The problem>
Locate the lines where "Read" occurs and copy them as they stand.

Raw records>
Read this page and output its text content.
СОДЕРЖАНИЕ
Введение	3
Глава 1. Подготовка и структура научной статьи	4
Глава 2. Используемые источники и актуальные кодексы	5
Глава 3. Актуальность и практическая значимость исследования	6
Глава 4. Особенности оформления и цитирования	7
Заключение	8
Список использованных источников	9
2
...
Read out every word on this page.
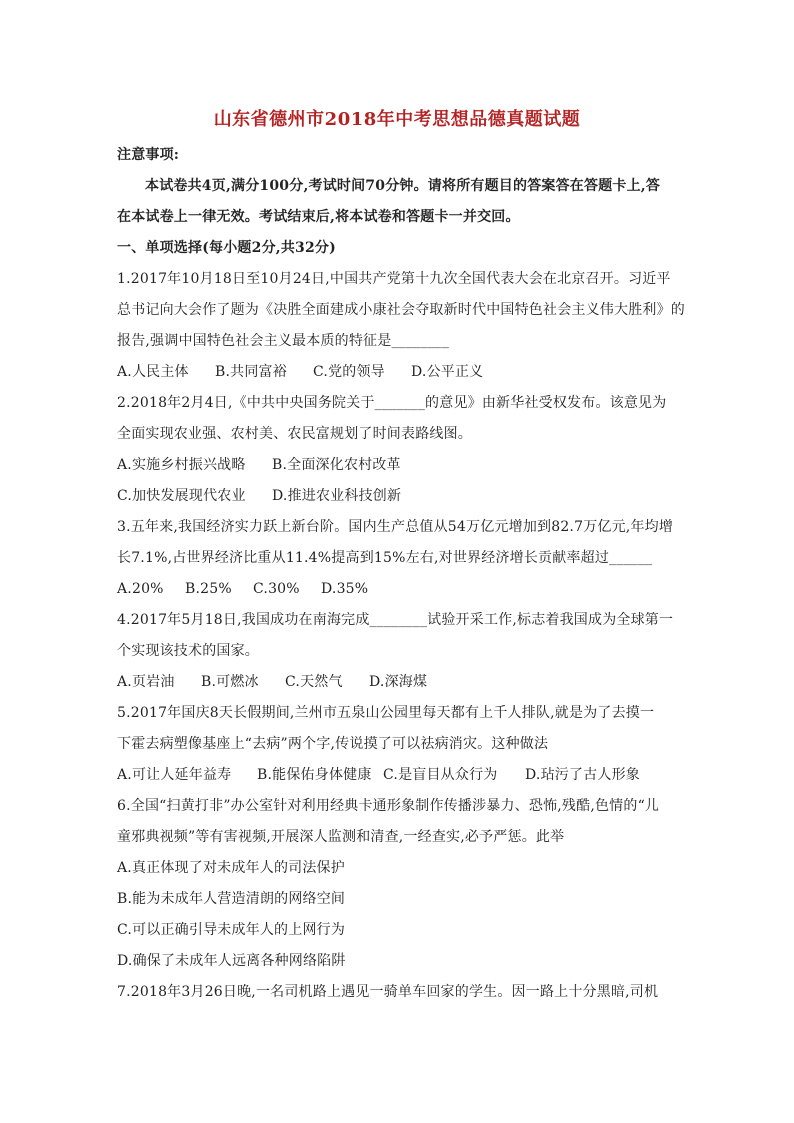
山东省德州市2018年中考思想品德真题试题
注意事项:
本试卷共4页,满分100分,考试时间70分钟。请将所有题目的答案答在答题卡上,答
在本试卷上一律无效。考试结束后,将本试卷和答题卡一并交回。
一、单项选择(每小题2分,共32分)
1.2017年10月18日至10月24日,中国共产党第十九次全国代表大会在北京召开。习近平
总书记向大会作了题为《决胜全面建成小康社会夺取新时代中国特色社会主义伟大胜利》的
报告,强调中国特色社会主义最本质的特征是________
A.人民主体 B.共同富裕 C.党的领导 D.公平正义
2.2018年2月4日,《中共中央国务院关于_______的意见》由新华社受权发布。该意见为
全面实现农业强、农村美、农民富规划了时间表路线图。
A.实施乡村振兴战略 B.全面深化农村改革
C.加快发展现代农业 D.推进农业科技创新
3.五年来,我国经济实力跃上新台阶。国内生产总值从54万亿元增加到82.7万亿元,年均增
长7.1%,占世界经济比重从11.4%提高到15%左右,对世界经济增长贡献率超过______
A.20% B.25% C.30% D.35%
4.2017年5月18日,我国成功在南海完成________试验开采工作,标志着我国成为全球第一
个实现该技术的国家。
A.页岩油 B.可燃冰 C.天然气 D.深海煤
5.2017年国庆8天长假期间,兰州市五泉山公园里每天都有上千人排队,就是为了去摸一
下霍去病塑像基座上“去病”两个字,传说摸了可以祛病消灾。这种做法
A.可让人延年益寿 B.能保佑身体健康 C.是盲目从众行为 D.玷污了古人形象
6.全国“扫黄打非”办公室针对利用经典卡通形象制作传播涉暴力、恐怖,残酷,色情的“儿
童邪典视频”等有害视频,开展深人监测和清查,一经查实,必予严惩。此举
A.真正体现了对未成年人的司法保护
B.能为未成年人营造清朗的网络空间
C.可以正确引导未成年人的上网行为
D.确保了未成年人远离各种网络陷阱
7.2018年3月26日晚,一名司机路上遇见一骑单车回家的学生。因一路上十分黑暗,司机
==
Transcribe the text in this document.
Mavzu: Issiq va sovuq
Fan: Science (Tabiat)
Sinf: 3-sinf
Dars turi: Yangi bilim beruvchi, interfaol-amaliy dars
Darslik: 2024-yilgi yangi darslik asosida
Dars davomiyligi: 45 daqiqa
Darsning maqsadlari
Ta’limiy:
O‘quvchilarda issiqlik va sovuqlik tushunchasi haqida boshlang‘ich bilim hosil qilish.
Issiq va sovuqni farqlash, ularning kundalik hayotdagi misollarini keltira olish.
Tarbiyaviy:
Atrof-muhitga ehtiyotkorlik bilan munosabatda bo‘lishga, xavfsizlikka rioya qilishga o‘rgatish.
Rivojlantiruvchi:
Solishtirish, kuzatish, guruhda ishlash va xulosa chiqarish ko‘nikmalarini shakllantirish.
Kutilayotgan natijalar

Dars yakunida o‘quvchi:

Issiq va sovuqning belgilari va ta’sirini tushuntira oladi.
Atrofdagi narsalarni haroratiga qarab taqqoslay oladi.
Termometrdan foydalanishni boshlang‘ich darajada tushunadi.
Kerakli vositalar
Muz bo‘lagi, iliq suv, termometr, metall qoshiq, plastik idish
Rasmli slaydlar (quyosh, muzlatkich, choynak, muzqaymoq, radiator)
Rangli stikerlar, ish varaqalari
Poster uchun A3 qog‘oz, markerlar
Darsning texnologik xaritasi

Complete output>
Read this page and output its text content.
Read out every word on this page.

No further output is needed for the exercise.